**What is needed:** Using the data below, repeat all of it precisely.

**Task data:**

○ ○ ○

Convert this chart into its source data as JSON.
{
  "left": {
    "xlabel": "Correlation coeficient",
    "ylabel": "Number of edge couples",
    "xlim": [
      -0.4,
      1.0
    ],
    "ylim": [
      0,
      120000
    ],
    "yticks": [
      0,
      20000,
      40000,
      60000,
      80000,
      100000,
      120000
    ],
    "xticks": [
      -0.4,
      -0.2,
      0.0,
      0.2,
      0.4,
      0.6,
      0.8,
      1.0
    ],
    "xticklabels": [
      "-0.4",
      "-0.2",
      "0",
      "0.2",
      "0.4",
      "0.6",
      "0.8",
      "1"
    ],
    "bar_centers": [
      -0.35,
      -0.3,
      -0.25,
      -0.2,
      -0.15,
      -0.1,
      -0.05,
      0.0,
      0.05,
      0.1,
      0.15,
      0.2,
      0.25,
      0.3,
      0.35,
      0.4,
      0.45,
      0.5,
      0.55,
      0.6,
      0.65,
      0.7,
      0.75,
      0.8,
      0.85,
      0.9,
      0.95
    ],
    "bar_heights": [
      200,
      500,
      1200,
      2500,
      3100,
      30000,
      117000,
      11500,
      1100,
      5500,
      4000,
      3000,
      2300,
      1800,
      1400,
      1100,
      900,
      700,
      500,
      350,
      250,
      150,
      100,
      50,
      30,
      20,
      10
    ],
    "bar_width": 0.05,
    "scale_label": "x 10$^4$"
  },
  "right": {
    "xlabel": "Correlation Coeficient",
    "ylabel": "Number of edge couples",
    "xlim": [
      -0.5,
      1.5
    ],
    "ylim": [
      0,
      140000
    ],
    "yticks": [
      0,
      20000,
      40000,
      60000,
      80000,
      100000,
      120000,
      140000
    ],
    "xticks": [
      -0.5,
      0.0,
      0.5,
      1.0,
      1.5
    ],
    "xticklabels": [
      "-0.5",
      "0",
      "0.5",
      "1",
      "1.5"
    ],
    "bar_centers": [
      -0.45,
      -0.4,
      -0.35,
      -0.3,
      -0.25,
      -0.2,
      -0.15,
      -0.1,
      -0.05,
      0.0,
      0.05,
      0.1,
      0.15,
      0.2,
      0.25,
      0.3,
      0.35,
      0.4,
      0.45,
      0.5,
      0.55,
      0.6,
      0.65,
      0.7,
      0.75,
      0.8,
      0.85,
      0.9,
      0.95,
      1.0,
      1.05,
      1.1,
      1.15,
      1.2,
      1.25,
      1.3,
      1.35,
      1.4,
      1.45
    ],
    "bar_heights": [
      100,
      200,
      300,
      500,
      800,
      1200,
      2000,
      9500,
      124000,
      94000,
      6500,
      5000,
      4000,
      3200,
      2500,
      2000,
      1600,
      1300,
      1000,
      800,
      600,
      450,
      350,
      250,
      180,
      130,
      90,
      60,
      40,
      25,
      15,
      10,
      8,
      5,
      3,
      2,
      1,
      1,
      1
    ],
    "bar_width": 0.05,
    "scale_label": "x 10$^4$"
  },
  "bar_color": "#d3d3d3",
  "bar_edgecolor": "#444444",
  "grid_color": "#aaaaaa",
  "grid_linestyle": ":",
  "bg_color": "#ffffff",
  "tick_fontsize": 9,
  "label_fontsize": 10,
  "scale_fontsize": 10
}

○ ○ ○

**Written solution:**
Convert this chart into its source data as JSON.
{
  "left": {
    "xlabel": "Correlation coeficient",
    "ylabel": "Number of edge couples",
    "xlim": [
      -0.4,
      1.0
    ],
    "ylim": [
      0,
      120000
    ],
    "yticks": [
      0,
      20000,
      40000,
      60000,
      80000,
      100000,
      120000
    ],
    "xticks": [
      -0.4,
      -0.2,
      0.0,
      0.2,
      0.4,
      0.6,
      0.8,
      1.0
    ],
    "xticklabels": [
      "-0.4",
      "-0.2",
      "0",
      "0.2",
      "0.4",
      "0.6",
      "0.8",
      "1"
    ],
    "bar_centers": [
      -0.35,
      -0.3,
      -0.25,
      -0.2,
      -0.15,
      -0.1,
      -0.05,
      0.0,
      0.05,
      0.1,
      0.15,
      0.2,
      0.25,
      0.3,
      0.35,
      0.4,
      0.45,
      0.5,
      0.55,
      0.6,
      0.65,
      0.7,
      0.75,
      0.8,
      0.85,
      0.9,
      0.95
    ],
    "bar_heights": [
      200,
      500,
      1200,
      2500,
      3100,
      30000,
      117000,
      11500,
      1100,
      5500,
      4000,
      3000,
      2300,
      1800,
      1400,
      1100,
      900,
      700,
      500,
      350,
      250,
      150,
      100,
      50,
      30,
      20,
      10
    ],
    "bar_width": 0.05,
    "scale_label": "x 10$^4$"
  },
  "right": {
    "xlabel": "Correlation Coeficient",
    "ylabel": "Number of edge couples",
    "xlim": [
      -0.5,
      1.5
    ],
    "ylim": [
      0,
      140000
    ],
    "yticks": [
      0,
      20000,
      40000,
      60000,
      80000,
      100000,
      120000,
      140000
    ],
    "xticks": [
      -0.5,
      0.0,
      0.5,
      1.0,
      1.5
    ],
    "xticklabels": [
      "-0.5",
      "0",
      "0.5",
      "1",
      "1.5"
    ],
    "bar_centers": [
      -0.45,
      -0.4,
      -0.35,
      -0.3,
      -0.25,
      -0.2,
      -0.15,
      -0.1,
      -0.05,
      0.0,
      0.05,
      0.1,
      0.15,
      0.2,
      0.25,
      0.3,
      0.35,
      0.4,
      0.45,
      0.5,
      0.55,
      0.6,
      0.65,
      0.7,
      0.75,
      0.8,
      0.85,
      0.9,
      0.95,
      1.0,
      1.05,
      1.1,
      1.15,
      1.2,
      1.25,
      1.3,
      1.35,
      1.4,
      1.45
    ],
    "bar_heights": [
      100,
      200,
      300,
      500,
      800,
      1200,
      2000,
      9500,
      124000,
      94000,
      6500,
      5000,
      4000,
      3200,
      2500,
      2000,
      1600,
      1300,
      1000,
      800,
      600,
      450,
      350,
      250,
      180,
      130,
      90,
      60,
      40,
      25,
      15,
      10,
      8,
      5,
      3,
      2,
      1,
      1,
      1
    ],
    "bar_width": 0.05,
    "scale_label": "x 10$^4$"
  },
  "bar_color": "#d3d3d3",
  "bar_edgecolor": "#444444",
  "grid_color": "#aaaaaa",
  "grid_linestyle": ":",
  "bg_color": "#ffffff",
  "tick_fontsize": 9,
  "label_fontsize": 10,
  "scale_fontsize": 10
}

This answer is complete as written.